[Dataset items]
--- Start ---

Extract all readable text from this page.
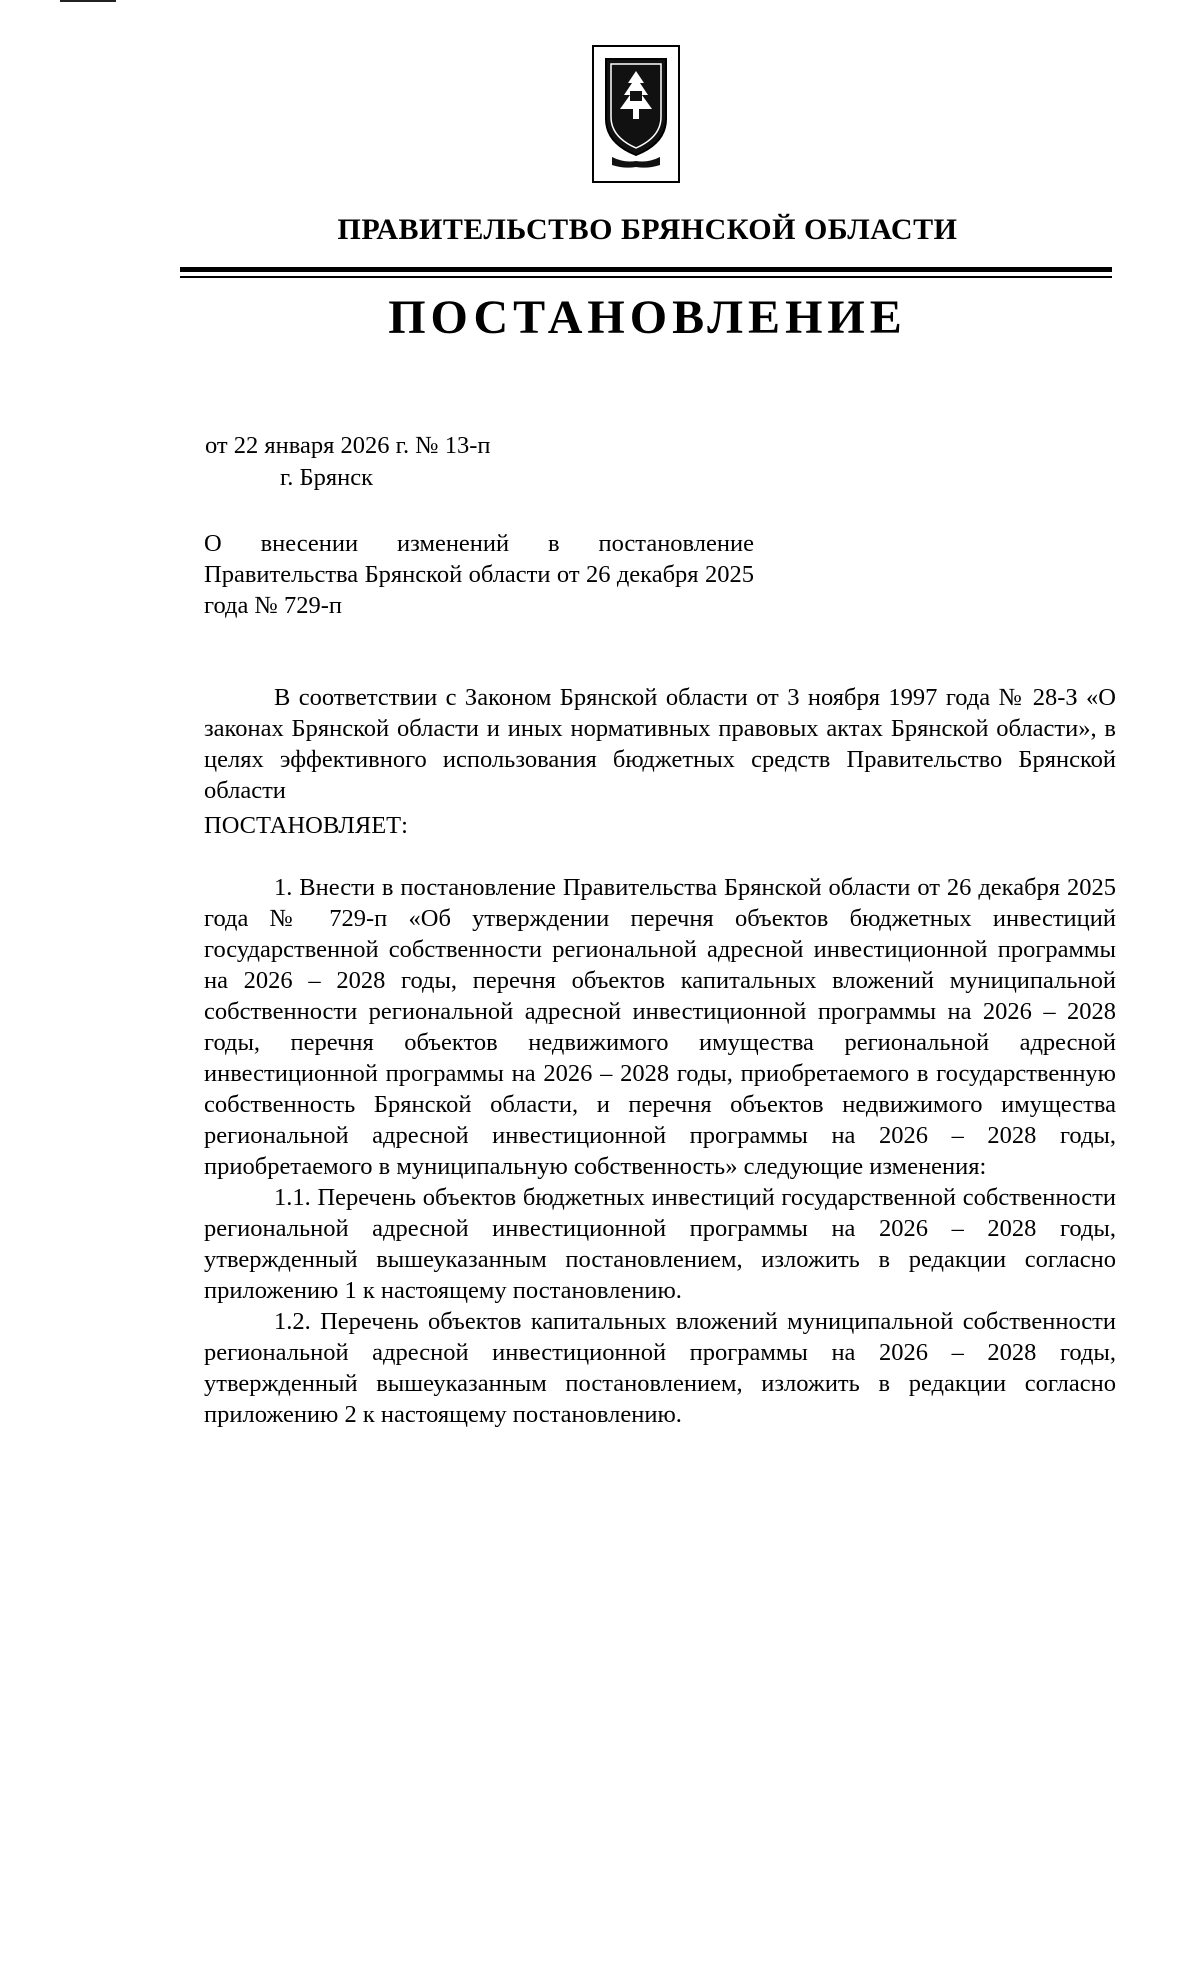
ПРАВИТЕЛЬСТВО БРЯНСКОЙ ОБЛАСТИ
ПОСТАНОВЛЕНИЕ
от 22 января 2026 г. № 13-п
г. Брянск
О внесении изменений в постановление Правительства Брянской области от 26 декабря 2025 года № 729-п
В соответствии с Законом Брянской области от 3 ноября 1997 года № 28-З «О законах Брянской области и иных нормативных правовых актах Брянской области», в целях эффективного использования бюджетных средств Правительство Брянской области
ПОСТАНОВЛЯЕТ:

1. Внести в постановление Правительства Брянской области от 26 декабря 2025 года № 729-п «Об утверждении перечня объектов бюджетных инвестиций государственной собственности региональной адресной инвестиционной программы на 2026 – 2028 годы, перечня объектов капитальных вложений муниципальной собственности региональной адресной инвестиционной программы на 2026 – 2028 годы, перечня объектов недвижимого имущества региональной адресной инвестиционной программы на 2026 – 2028 годы, приобретаемого в государственную собственность Брянской области, и перечня объектов недвижимого имущества региональной адресной инвестиционной программы на 2026 – 2028 годы, приобретаемого в муниципальную собственность» следующие изменения:

1.1. Перечень объектов бюджетных инвестиций государственной собственности региональной адресной инвестиционной программы на 2026 – 2028 годы, утвержденный вышеуказанным постановлением, изложить в редакции согласно приложению 1 к настоящему постановлению.

1.2. Перечень объектов капитальных вложений муниципальной собственности региональной адресной инвестиционной программы на 2026 – 2028 годы, утвержденный вышеуказанным постановлением, изложить в редакции согласно приложению 2 к настоящему постановлению.
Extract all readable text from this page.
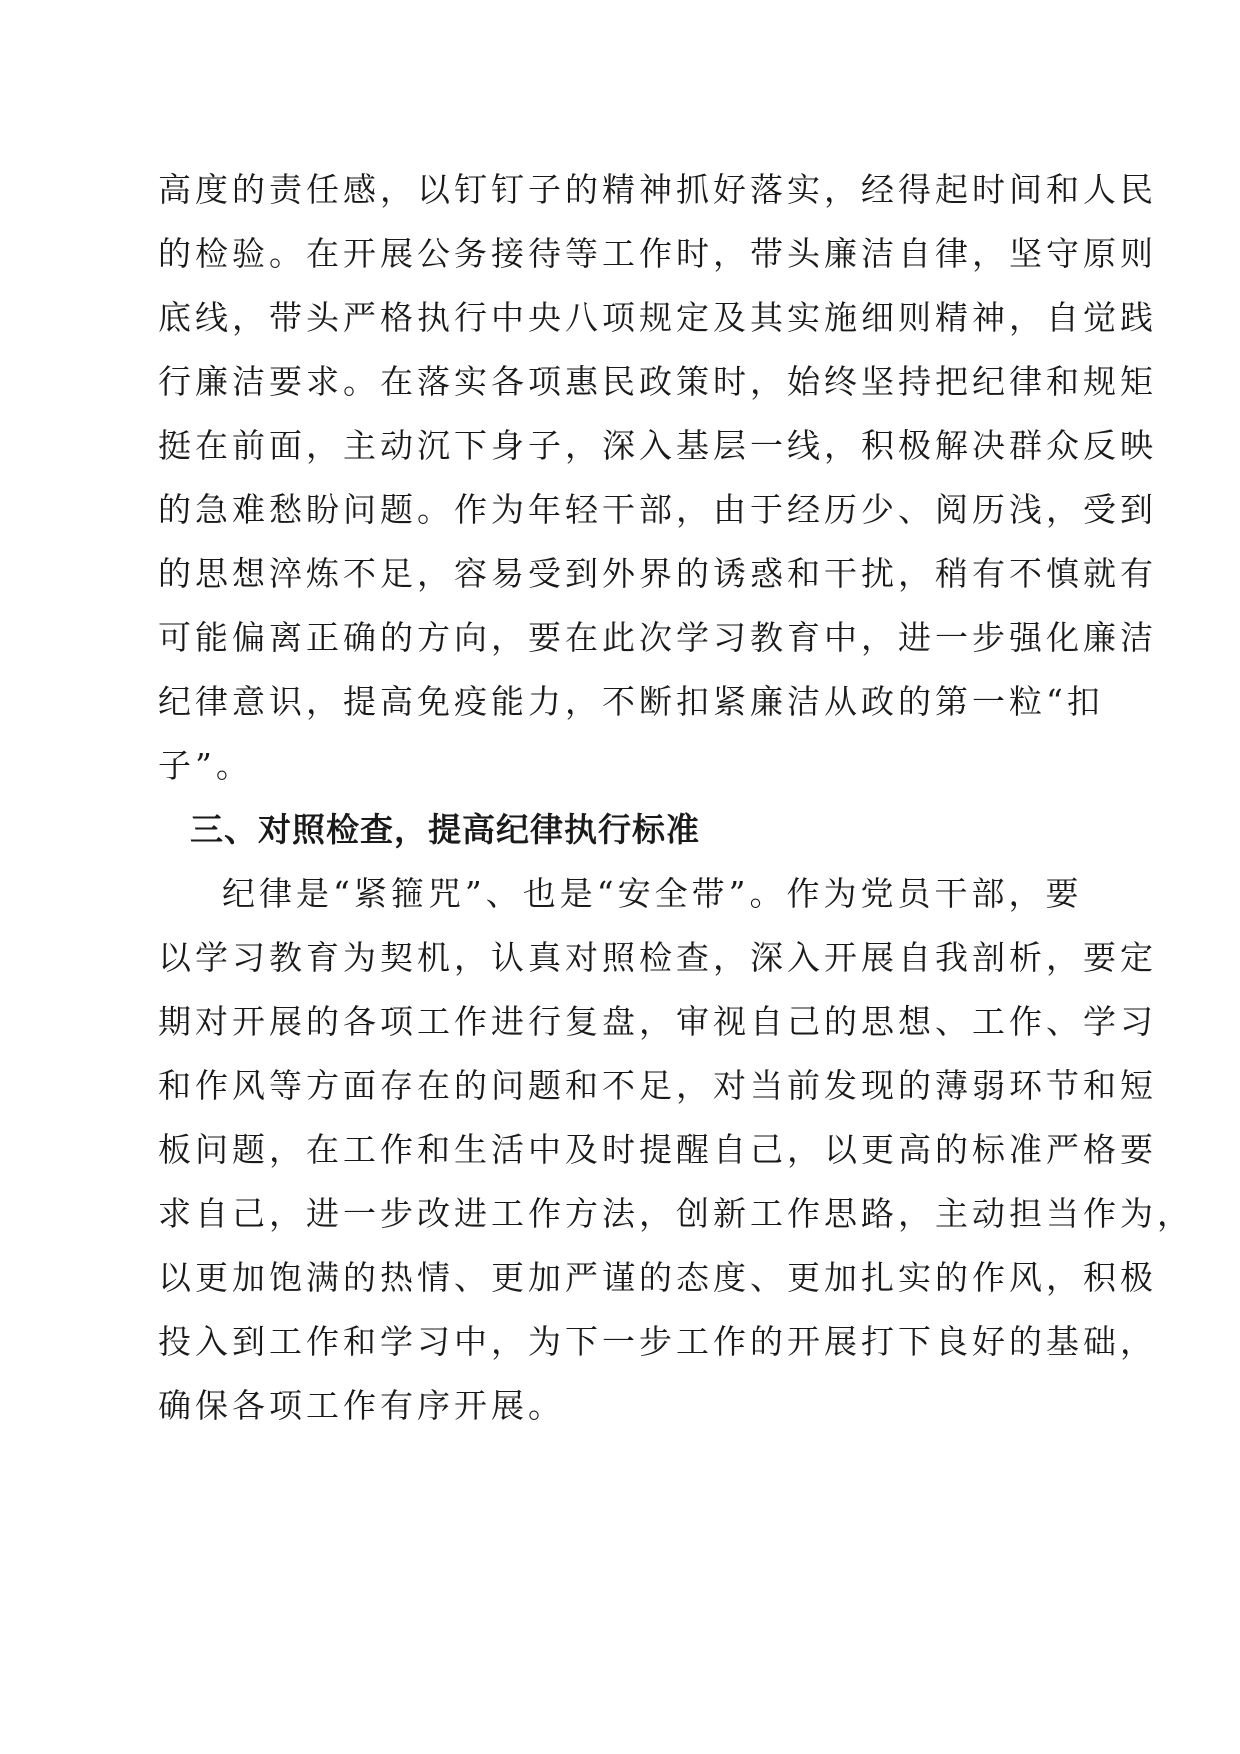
高度的责任感，以钉钉子的精神抓好落实，经得起时间和人民
的检验。在开展公务接待等工作时，带头廉洁自律，坚守原则
底线，带头严格执行中央八项规定及其实施细则精神，自觉践
行廉洁要求。在落实各项惠民政策时，始终坚持把纪律和规矩
挺在前面，主动沉下身子，深入基层一线，积极解决群众反映
的急难愁盼问题。作为年轻干部，由于经历少、阅历浅，受到
的思想淬炼不足，容易受到外界的诱惑和干扰，稍有不慎就有
可能偏离正确的方向，要在此次学习教育中，进一步强化廉洁
纪律意识，提高免疫能力，不断扣紧廉洁从政的第一粒“扣
子”。
三、对照检查，提高纪律执行标准
纪律是“紧箍咒”、也是“安全带”。作为党员干部，要
以学习教育为契机，认真对照检查，深入开展自我剖析，要定
期对开展的各项工作进行复盘，审视自己的思想、工作、学习
和作风等方面存在的问题和不足，对当前发现的薄弱环节和短
板问题，在工作和生活中及时提醒自己，以更高的标准严格要
求自己，进一步改进工作方法，创新工作思路，主动担当作为，
以更加饱满的热情、更加严谨的态度、更加扎实的作风，积极
投入到工作和学习中，为下一步工作的开展打下良好的基础，
确保各项工作有序开展。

--- End ---

* TASK DESCRIPTION
Will you restate every entry word for word and omit the images?

* RESULT FOR THIS EXERCISE
Extract all readable text from this page.
ПРАВИТЕЛЬСТВО БРЯНСКОЙ ОБЛАСТИ
ПОСТАНОВЛЕНИЕ
от 22 января 2026 г. № 13-п
г. Брянск
О внесении изменений в постановление Правительства Брянской области от 26 декабря 2025 года № 729-п
В соответствии с Законом Брянской области от 3 ноября 1997 года № 28-З «О законах Брянской области и иных нормативных правовых актах Брянской области», в целях эффективного использования бюджетных средств Правительство Брянской области
ПОСТАНОВЛЯЕТ:

1. Внести в постановление Правительства Брянской области от 26 декабря 2025 года № 729-п «Об утверждении перечня объектов бюджетных инвестиций государственной собственности региональной адресной инвестиционной программы на 2026 – 2028 годы, перечня объектов капитальных вложений муниципальной собственности региональной адресной инвестиционной программы на 2026 – 2028 годы, перечня объектов недвижимого имущества региональной адресной инвестиционной программы на 2026 – 2028 годы, приобретаемого в государственную собственность Брянской области, и перечня объектов недвижимого имущества региональной адресной инвестиционной программы на 2026 – 2028 годы, приобретаемого в муниципальную собственность» следующие изменения:

1.1. Перечень объектов бюджетных инвестиций государственной собственности региональной адресной инвестиционной программы на 2026 – 2028 годы, утвержденный вышеуказанным постановлением, изложить в редакции согласно приложению 1 к настоящему постановлению.

1.2. Перечень объектов капитальных вложений муниципальной собственности региональной адресной инвестиционной программы на 2026 – 2028 годы, утвержденный вышеуказанным постановлением, изложить в редакции согласно приложению 2 к настоящему постановлению.
Extract all readable text from this page.
高度的责任感，以钉钉子的精神抓好落实，经得起时间和人民
的检验。在开展公务接待等工作时，带头廉洁自律，坚守原则
底线，带头严格执行中央八项规定及其实施细则精神，自觉践
行廉洁要求。在落实各项惠民政策时，始终坚持把纪律和规矩
挺在前面，主动沉下身子，深入基层一线，积极解决群众反映
的急难愁盼问题。作为年轻干部，由于经历少、阅历浅，受到
的思想淬炼不足，容易受到外界的诱惑和干扰，稍有不慎就有
可能偏离正确的方向，要在此次学习教育中，进一步强化廉洁
纪律意识，提高免疫能力，不断扣紧廉洁从政的第一粒“扣
子”。
三、对照检查，提高纪律执行标准
纪律是“紧箍咒”、也是“安全带”。作为党员干部，要
以学习教育为契机，认真对照检查，深入开展自我剖析，要定
期对开展的各项工作进行复盘，审视自己的思想、工作、学习
和作风等方面存在的问题和不足，对当前发现的薄弱环节和短
板问题，在工作和生活中及时提醒自己，以更高的标准严格要
求自己，进一步改进工作方法，创新工作思路，主动担当作为，
以更加饱满的热情、更加严谨的态度、更加扎实的作风，积极
投入到工作和学习中，为下一步工作的开展打下良好的基础，
确保各项工作有序开展。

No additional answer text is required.